Input material —
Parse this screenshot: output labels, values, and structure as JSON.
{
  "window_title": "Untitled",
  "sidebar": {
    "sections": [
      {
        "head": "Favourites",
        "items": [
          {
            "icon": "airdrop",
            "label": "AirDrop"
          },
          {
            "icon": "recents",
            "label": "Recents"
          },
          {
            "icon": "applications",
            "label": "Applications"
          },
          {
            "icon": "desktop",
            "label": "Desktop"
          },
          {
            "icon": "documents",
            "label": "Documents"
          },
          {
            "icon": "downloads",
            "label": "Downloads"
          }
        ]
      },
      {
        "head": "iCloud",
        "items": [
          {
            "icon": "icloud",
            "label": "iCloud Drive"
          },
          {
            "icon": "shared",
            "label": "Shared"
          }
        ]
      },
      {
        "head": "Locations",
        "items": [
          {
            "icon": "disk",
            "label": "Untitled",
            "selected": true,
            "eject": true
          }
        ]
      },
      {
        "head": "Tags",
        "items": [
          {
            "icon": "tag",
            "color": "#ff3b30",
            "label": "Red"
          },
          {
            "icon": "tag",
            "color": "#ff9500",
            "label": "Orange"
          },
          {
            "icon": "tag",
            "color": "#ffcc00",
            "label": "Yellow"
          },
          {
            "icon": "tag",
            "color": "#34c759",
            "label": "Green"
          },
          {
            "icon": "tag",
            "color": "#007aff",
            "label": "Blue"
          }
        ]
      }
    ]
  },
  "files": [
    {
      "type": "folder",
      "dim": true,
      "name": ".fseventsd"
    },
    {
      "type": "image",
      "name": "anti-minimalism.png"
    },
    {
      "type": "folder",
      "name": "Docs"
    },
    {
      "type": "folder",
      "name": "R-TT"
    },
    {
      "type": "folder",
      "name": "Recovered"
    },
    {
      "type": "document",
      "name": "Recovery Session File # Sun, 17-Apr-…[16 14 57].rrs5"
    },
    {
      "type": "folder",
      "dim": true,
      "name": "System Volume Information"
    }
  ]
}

Description of the task — Go through the listing above and locate each line that holds the word "name". Copy those lines.

Response for this exercise —
      "name": ".fseventsd"
      "name": "anti-minimalism.png"
      "name": "Docs"
      "name": "R-TT"
      "name": "Recovered"
      "name": "Recovery Session File # Sun, 17-Apr-…[16 14 57].rrs5"
      "name": "System Volume Information"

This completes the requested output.